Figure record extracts
--- Begin ---
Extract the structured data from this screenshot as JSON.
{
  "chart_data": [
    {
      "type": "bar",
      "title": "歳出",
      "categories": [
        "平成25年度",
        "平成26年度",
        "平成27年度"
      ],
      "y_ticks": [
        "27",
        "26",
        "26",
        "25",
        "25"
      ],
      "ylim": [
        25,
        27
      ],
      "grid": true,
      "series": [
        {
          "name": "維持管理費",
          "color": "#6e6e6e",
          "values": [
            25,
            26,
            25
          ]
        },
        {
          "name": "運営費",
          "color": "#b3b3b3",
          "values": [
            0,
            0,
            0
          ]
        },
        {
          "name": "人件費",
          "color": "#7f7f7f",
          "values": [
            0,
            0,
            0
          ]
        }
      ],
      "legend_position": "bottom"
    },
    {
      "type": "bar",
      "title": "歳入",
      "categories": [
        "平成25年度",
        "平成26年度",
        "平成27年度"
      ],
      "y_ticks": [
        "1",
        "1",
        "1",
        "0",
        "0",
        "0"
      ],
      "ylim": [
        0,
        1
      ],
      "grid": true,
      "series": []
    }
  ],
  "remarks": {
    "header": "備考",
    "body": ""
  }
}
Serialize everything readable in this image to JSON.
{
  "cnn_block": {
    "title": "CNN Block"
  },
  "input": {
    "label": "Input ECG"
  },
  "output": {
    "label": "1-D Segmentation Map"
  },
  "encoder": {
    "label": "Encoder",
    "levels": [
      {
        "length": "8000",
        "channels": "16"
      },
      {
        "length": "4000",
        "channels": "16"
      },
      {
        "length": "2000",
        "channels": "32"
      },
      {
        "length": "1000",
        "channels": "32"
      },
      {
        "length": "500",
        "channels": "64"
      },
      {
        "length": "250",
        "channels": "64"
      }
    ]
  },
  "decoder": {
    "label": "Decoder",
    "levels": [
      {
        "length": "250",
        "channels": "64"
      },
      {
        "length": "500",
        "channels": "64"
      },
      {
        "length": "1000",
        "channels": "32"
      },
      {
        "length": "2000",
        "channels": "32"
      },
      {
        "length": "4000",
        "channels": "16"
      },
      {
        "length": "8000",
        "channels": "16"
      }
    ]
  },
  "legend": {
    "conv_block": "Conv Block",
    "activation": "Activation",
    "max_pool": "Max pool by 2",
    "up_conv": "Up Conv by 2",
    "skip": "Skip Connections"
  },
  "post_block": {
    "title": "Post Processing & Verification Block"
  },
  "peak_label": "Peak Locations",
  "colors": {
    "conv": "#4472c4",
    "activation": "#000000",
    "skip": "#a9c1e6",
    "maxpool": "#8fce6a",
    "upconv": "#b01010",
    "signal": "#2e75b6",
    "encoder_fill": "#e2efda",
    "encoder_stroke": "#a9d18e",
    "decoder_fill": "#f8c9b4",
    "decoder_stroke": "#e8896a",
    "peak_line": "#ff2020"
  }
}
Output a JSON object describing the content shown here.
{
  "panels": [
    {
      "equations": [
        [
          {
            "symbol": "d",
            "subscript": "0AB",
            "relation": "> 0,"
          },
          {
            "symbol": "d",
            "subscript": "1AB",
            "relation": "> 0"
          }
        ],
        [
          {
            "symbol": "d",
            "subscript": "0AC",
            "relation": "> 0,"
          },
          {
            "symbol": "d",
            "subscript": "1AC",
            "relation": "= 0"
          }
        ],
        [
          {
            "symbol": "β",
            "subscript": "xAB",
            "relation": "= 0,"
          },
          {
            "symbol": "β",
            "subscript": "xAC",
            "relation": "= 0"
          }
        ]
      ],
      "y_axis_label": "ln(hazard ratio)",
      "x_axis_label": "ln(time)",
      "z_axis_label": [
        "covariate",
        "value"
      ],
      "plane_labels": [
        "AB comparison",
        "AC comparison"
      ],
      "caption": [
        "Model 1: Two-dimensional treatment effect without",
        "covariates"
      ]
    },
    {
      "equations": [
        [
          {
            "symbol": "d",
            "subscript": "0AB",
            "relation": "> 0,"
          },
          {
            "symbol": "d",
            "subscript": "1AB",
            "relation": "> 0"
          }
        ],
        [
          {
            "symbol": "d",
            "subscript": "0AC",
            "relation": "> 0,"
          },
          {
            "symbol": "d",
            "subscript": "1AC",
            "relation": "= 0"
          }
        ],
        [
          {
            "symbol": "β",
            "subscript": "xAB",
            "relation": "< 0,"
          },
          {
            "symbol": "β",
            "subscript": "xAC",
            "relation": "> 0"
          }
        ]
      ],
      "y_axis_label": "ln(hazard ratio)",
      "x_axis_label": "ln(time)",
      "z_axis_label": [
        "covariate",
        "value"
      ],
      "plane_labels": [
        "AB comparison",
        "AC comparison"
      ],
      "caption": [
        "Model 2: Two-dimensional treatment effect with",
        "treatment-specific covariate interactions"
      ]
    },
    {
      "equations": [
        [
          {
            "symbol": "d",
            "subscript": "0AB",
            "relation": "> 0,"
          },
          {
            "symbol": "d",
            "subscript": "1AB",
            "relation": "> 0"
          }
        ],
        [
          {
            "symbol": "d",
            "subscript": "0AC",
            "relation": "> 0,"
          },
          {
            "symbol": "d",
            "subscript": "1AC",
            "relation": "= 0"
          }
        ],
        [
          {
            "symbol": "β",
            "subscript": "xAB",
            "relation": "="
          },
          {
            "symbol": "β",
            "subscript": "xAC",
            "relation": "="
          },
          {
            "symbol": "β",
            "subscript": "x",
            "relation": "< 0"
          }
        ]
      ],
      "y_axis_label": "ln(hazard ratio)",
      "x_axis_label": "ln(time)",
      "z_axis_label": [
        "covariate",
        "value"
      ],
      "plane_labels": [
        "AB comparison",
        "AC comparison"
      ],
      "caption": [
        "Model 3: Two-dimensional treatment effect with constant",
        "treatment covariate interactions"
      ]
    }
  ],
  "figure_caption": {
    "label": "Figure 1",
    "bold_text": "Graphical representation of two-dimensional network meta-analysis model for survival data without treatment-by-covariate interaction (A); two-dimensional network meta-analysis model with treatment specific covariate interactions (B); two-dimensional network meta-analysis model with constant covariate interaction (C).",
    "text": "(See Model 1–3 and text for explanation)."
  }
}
--- End ---
_PROBLEM DESCRIPTION_. Retype every record above exactly as written.

_RESPONSE TO THE EXERCISE_.
Extract the structured data from this screenshot as JSON.
{
  "chart_data": [
    {
      "type": "bar",
      "title": "歳出",
      "categories": [
        "平成25年度",
        "平成26年度",
        "平成27年度"
      ],
      "y_ticks": [
        "27",
        "26",
        "26",
        "25",
        "25"
      ],
      "ylim": [
        25,
        27
      ],
      "grid": true,
      "series": [
        {
          "name": "維持管理費",
          "color": "#6e6e6e",
          "values": [
            25,
            26,
            25
          ]
        },
        {
          "name": "運営費",
          "color": "#b3b3b3",
          "values": [
            0,
            0,
            0
          ]
        },
        {
          "name": "人件費",
          "color": "#7f7f7f",
          "values": [
            0,
            0,
            0
          ]
        }
      ],
      "legend_position": "bottom"
    },
    {
      "type": "bar",
      "title": "歳入",
      "categories": [
        "平成25年度",
        "平成26年度",
        "平成27年度"
      ],
      "y_ticks": [
        "1",
        "1",
        "1",
        "0",
        "0",
        "0"
      ],
      "ylim": [
        0,
        1
      ],
      "grid": true,
      "series": []
    }
  ],
  "remarks": {
    "header": "備考",
    "body": ""
  }
}
Serialize everything readable in this image to JSON.
{
  "cnn_block": {
    "title": "CNN Block"
  },
  "input": {
    "label": "Input ECG"
  },
  "output": {
    "label": "1-D Segmentation Map"
  },
  "encoder": {
    "label": "Encoder",
    "levels": [
      {
        "length": "8000",
        "channels": "16"
      },
      {
        "length": "4000",
        "channels": "16"
      },
      {
        "length": "2000",
        "channels": "32"
      },
      {
        "length": "1000",
        "channels": "32"
      },
      {
        "length": "500",
        "channels": "64"
      },
      {
        "length": "250",
        "channels": "64"
      }
    ]
  },
  "decoder": {
    "label": "Decoder",
    "levels": [
      {
        "length": "250",
        "channels": "64"
      },
      {
        "length": "500",
        "channels": "64"
      },
      {
        "length": "1000",
        "channels": "32"
      },
      {
        "length": "2000",
        "channels": "32"
      },
      {
        "length": "4000",
        "channels": "16"
      },
      {
        "length": "8000",
        "channels": "16"
      }
    ]
  },
  "legend": {
    "conv_block": "Conv Block",
    "activation": "Activation",
    "max_pool": "Max pool by 2",
    "up_conv": "Up Conv by 2",
    "skip": "Skip Connections"
  },
  "post_block": {
    "title": "Post Processing & Verification Block"
  },
  "peak_label": "Peak Locations",
  "colors": {
    "conv": "#4472c4",
    "activation": "#000000",
    "skip": "#a9c1e6",
    "maxpool": "#8fce6a",
    "upconv": "#b01010",
    "signal": "#2e75b6",
    "encoder_fill": "#e2efda",
    "encoder_stroke": "#a9d18e",
    "decoder_fill": "#f8c9b4",
    "decoder_stroke": "#e8896a",
    "peak_line": "#ff2020"
  }
}
Output a JSON object describing the content shown here.
{
  "panels": [
    {
      "equations": [
        [
          {
            "symbol": "d",
            "subscript": "0AB",
            "relation": "> 0,"
          },
          {
            "symbol": "d",
            "subscript": "1AB",
            "relation": "> 0"
          }
        ],
        [
          {
            "symbol": "d",
            "subscript": "0AC",
            "relation": "> 0,"
          },
          {
            "symbol": "d",
            "subscript": "1AC",
            "relation": "= 0"
          }
        ],
        [
          {
            "symbol": "β",
            "subscript": "xAB",
            "relation": "= 0,"
          },
          {
            "symbol": "β",
            "subscript": "xAC",
            "relation": "= 0"
          }
        ]
      ],
      "y_axis_label": "ln(hazard ratio)",
      "x_axis_label": "ln(time)",
      "z_axis_label": [
        "covariate",
        "value"
      ],
      "plane_labels": [
        "AB comparison",
        "AC comparison"
      ],
      "caption": [
        "Model 1: Two-dimensional treatment effect without",
        "covariates"
      ]
    },
    {
      "equations": [
        [
          {
            "symbol": "d",
            "subscript": "0AB",
            "relation": "> 0,"
          },
          {
            "symbol": "d",
            "subscript": "1AB",
            "relation": "> 0"
          }
        ],
        [
          {
            "symbol": "d",
            "subscript": "0AC",
            "relation": "> 0,"
          },
          {
            "symbol": "d",
            "subscript": "1AC",
            "relation": "= 0"
          }
        ],
        [
          {
            "symbol": "β",
            "subscript": "xAB",
            "relation": "< 0,"
          },
          {
            "symbol": "β",
            "subscript": "xAC",
            "relation": "> 0"
          }
        ]
      ],
      "y_axis_label": "ln(hazard ratio)",
      "x_axis_label": "ln(time)",
      "z_axis_label": [
        "covariate",
        "value"
      ],
      "plane_labels": [
        "AB comparison",
        "AC comparison"
      ],
      "caption": [
        "Model 2: Two-dimensional treatment effect with",
        "treatment-specific covariate interactions"
      ]
    },
    {
      "equations": [
        [
          {
            "symbol": "d",
            "subscript": "0AB",
            "relation": "> 0,"
          },
          {
            "symbol": "d",
            "subscript": "1AB",
            "relation": "> 0"
          }
        ],
        [
          {
            "symbol": "d",
            "subscript": "0AC",
            "relation": "> 0,"
          },
          {
            "symbol": "d",
            "subscript": "1AC",
            "relation": "= 0"
          }
        ],
        [
          {
            "symbol": "β",
            "subscript": "xAB",
            "relation": "="
          },
          {
            "symbol": "β",
            "subscript": "xAC",
            "relation": "="
          },
          {
            "symbol": "β",
            "subscript": "x",
            "relation": "< 0"
          }
        ]
      ],
      "y_axis_label": "ln(hazard ratio)",
      "x_axis_label": "ln(time)",
      "z_axis_label": [
        "covariate",
        "value"
      ],
      "plane_labels": [
        "AB comparison",
        "AC comparison"
      ],
      "caption": [
        "Model 3: Two-dimensional treatment effect with constant",
        "treatment covariate interactions"
      ]
    }
  ],
  "figure_caption": {
    "label": "Figure 1",
    "bold_text": "Graphical representation of two-dimensional network meta-analysis model for survival data without treatment-by-covariate interaction (A); two-dimensional network meta-analysis model with treatment specific covariate interactions (B); two-dimensional network meta-analysis model with constant covariate interaction (C).",
    "text": "(See Model 1–3 and text for explanation)."
  }
}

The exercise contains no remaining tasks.